Provided data section start
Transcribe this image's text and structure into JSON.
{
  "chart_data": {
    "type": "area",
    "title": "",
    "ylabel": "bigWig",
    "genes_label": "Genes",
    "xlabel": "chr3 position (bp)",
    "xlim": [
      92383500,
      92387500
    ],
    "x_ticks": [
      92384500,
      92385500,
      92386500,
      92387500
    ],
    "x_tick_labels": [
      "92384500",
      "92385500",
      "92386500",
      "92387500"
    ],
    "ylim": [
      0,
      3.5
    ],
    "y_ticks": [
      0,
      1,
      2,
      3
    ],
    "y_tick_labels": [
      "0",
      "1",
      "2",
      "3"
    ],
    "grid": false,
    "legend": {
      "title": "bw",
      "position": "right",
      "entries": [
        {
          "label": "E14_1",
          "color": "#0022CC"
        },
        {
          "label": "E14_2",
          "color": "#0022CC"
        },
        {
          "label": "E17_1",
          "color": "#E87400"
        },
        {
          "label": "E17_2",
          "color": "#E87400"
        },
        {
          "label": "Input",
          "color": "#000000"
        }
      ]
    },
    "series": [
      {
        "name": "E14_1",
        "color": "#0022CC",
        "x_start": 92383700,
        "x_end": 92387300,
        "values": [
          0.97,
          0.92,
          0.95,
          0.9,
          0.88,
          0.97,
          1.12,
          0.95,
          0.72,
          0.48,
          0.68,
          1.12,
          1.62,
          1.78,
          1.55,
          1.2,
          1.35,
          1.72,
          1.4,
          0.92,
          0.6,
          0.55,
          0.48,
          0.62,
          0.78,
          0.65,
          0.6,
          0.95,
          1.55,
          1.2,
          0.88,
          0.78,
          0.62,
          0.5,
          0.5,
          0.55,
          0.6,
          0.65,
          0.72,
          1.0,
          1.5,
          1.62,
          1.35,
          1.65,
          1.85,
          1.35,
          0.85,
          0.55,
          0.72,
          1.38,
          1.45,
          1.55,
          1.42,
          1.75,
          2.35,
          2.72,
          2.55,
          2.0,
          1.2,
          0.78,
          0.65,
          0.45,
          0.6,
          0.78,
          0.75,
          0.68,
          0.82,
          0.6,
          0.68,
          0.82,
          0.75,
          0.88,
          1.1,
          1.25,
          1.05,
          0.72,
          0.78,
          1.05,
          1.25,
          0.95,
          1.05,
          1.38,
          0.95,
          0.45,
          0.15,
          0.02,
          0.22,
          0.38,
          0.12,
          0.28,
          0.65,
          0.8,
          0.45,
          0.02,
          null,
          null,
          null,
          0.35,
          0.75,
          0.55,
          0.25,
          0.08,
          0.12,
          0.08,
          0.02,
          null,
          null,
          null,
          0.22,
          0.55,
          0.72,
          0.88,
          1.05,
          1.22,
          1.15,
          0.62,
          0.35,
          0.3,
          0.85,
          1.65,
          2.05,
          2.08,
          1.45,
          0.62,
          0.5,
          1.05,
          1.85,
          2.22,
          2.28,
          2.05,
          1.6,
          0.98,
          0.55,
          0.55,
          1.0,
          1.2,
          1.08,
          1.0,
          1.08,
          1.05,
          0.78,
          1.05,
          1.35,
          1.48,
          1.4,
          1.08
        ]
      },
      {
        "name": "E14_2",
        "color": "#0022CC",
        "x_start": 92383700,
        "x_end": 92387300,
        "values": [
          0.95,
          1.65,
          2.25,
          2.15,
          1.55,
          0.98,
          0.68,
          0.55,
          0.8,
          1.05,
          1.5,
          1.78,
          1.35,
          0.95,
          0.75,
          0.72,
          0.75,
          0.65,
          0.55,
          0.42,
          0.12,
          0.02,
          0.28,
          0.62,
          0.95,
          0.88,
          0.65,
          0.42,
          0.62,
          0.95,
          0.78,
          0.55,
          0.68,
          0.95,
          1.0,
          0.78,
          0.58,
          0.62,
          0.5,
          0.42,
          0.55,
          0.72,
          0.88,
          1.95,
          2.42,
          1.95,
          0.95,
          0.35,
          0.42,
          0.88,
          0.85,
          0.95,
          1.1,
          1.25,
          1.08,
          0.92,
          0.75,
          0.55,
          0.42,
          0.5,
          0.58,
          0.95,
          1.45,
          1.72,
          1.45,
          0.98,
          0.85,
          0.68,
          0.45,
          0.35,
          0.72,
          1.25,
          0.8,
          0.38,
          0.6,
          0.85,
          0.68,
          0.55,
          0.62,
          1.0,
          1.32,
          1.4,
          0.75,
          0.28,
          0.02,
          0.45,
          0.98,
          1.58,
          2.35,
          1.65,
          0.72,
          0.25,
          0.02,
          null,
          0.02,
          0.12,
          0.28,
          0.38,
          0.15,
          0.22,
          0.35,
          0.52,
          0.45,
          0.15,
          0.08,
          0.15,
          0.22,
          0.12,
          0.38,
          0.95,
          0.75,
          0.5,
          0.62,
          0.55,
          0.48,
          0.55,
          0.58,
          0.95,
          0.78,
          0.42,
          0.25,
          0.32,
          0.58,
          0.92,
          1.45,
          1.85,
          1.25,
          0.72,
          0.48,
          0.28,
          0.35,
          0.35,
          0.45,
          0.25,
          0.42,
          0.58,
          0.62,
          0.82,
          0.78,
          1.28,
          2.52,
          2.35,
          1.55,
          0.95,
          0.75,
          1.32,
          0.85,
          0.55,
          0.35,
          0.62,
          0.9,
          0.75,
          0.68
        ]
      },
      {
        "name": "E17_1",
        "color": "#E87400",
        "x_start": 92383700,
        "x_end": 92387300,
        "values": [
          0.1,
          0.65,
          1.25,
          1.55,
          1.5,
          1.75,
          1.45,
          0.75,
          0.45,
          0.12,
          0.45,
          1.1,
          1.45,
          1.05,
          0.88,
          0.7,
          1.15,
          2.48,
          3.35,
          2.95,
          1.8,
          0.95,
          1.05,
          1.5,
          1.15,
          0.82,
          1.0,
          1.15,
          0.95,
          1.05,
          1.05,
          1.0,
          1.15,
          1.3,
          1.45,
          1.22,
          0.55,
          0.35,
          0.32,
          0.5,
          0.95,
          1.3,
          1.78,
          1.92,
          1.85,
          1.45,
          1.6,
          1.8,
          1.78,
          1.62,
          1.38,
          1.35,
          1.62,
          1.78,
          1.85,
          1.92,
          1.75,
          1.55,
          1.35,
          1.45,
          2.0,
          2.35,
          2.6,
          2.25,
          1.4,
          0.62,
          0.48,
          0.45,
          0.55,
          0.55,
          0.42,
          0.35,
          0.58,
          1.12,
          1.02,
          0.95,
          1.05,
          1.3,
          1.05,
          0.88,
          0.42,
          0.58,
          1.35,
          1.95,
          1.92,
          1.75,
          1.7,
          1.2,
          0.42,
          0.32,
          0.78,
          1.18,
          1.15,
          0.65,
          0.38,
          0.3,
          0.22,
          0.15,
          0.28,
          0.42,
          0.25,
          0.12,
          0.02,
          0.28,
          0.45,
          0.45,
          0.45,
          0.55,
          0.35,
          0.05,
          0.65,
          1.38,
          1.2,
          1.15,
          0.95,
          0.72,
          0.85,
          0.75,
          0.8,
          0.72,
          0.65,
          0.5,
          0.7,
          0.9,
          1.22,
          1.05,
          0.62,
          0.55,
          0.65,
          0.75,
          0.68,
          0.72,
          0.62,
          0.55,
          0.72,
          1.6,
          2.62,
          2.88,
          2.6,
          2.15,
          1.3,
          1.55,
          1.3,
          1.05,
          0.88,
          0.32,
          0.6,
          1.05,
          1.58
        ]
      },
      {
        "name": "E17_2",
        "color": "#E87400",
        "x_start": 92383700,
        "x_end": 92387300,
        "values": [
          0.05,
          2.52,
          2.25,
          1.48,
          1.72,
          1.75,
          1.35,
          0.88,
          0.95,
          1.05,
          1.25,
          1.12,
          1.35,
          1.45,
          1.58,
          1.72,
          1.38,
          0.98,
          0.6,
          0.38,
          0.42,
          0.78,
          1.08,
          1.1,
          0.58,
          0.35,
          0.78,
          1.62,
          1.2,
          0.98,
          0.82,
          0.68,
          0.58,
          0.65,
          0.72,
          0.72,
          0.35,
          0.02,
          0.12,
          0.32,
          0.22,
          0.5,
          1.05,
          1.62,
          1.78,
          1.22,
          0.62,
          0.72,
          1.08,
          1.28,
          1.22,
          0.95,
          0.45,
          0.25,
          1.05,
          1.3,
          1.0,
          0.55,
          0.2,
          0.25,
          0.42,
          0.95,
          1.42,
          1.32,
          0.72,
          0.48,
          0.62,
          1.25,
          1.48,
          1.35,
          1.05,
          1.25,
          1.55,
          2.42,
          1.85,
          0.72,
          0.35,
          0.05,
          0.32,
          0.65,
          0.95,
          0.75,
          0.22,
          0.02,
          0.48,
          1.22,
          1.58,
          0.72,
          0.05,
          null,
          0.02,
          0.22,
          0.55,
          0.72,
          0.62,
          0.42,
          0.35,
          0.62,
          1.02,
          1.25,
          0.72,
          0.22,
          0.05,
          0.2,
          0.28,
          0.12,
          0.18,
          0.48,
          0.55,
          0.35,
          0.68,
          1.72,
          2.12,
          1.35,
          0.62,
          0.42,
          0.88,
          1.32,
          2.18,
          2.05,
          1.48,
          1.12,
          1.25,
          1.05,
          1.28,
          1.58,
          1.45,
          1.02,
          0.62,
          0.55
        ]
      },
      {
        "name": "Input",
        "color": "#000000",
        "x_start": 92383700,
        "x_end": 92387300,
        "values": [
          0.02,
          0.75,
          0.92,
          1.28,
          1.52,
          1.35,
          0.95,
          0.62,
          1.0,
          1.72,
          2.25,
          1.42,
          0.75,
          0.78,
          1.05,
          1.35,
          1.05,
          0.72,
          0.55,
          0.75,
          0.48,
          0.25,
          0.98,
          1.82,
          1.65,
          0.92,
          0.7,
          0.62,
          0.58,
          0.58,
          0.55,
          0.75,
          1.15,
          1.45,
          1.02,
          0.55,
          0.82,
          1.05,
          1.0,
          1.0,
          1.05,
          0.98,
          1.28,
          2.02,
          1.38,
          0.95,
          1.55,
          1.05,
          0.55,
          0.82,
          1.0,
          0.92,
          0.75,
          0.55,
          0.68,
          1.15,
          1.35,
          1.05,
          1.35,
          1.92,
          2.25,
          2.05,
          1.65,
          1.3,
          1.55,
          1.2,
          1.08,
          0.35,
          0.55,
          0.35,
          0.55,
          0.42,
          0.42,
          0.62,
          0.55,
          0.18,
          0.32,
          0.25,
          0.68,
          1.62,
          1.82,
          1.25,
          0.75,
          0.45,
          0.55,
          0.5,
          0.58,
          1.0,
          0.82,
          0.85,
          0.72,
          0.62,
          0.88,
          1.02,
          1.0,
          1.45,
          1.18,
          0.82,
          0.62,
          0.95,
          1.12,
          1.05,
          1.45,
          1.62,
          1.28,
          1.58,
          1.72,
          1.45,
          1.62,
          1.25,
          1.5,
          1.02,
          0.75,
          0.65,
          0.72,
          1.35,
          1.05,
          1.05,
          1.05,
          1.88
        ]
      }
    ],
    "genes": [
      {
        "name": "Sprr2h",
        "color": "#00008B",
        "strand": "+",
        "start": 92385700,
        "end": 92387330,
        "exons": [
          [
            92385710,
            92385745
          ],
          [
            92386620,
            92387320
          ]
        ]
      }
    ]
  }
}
Provided data section end
- Task directions
Copy out every line from the records that has the word "position".

- Response area
    "xlabel": "chr3 position (bp)",
      "position": "right",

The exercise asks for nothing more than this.